**Objective**
Images are excluded; otherwise, output every record exactly.

**Records for processing**

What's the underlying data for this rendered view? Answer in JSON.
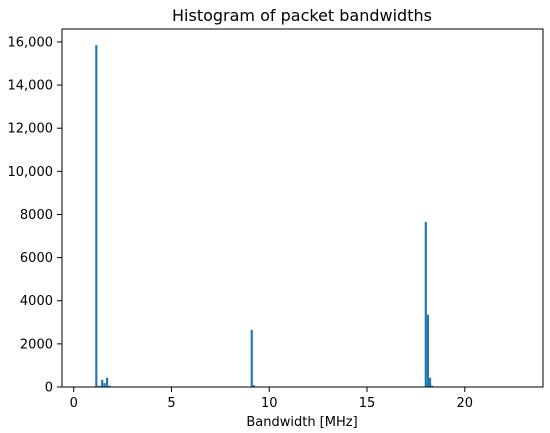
{
  "chart_data": {
    "type": "bar",
    "title": "Histogram of packet bandwidths",
    "xlabel": "Bandwidth [MHz]",
    "ylabel": "",
    "xlim": [
      -0.6,
      24.0
    ],
    "ylim": [
      0,
      16600
    ],
    "x_ticks": [
      0,
      5,
      10,
      15,
      20
    ],
    "x_tick_labels": [
      "0",
      "5",
      "10",
      "15",
      "20"
    ],
    "y_ticks": [
      0,
      2000,
      4000,
      6000,
      8000,
      10000,
      12000,
      14000,
      16000
    ],
    "y_tick_labels": [
      "0",
      "2000",
      "4000",
      "6000",
      "8000",
      "10,000",
      "12,000",
      "14,000",
      "16,000"
    ],
    "bin_width": 0.11,
    "series": [
      {
        "color": "#1f77b4",
        "bins": [
          {
            "x": 1.1,
            "value": 15850
          },
          {
            "x": 1.25,
            "value": 50
          },
          {
            "x": 1.4,
            "value": 330
          },
          {
            "x": 1.52,
            "value": 180
          },
          {
            "x": 1.65,
            "value": 430
          },
          {
            "x": 1.78,
            "value": 60
          },
          {
            "x": 9.05,
            "value": 2650
          },
          {
            "x": 9.16,
            "value": 80
          },
          {
            "x": 17.95,
            "value": 7650
          },
          {
            "x": 18.06,
            "value": 3350
          },
          {
            "x": 18.17,
            "value": 430
          },
          {
            "x": 18.28,
            "value": 60
          }
        ]
      }
    ]
  }
}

**Exercise response**
What's the underlying data for this rendered view? Answer in JSON.
{
  "chart_data": {
    "type": "bar",
    "title": "Histogram of packet bandwidths",
    "xlabel": "Bandwidth [MHz]",
    "ylabel": "",
    "xlim": [
      -0.6,
      24.0
    ],
    "ylim": [
      0,
      16600
    ],
    "x_ticks": [
      0,
      5,
      10,
      15,
      20
    ],
    "x_tick_labels": [
      "0",
      "5",
      "10",
      "15",
      "20"
    ],
    "y_ticks": [
      0,
      2000,
      4000,
      6000,
      8000,
      10000,
      12000,
      14000,
      16000
    ],
    "y_tick_labels": [
      "0",
      "2000",
      "4000",
      "6000",
      "8000",
      "10,000",
      "12,000",
      "14,000",
      "16,000"
    ],
    "bin_width": 0.11,
    "series": [
      {
        "color": "#1f77b4",
        "bins": [
          {
            "x": 1.1,
            "value": 15850
          },
          {
            "x": 1.25,
            "value": 50
          },
          {
            "x": 1.4,
            "value": 330
          },
          {
            "x": 1.52,
            "value": 180
          },
          {
            "x": 1.65,
            "value": 430
          },
          {
            "x": 1.78,
            "value": 60
          },
          {
            "x": 9.05,
            "value": 2650
          },
          {
            "x": 9.16,
            "value": 80
          },
          {
            "x": 17.95,
            "value": 7650
          },
          {
            "x": 18.06,
            "value": 3350
          },
          {
            "x": 18.17,
            "value": 430
          },
          {
            "x": 18.28,
            "value": 60
          }
        ]
      }
    ]
  }
}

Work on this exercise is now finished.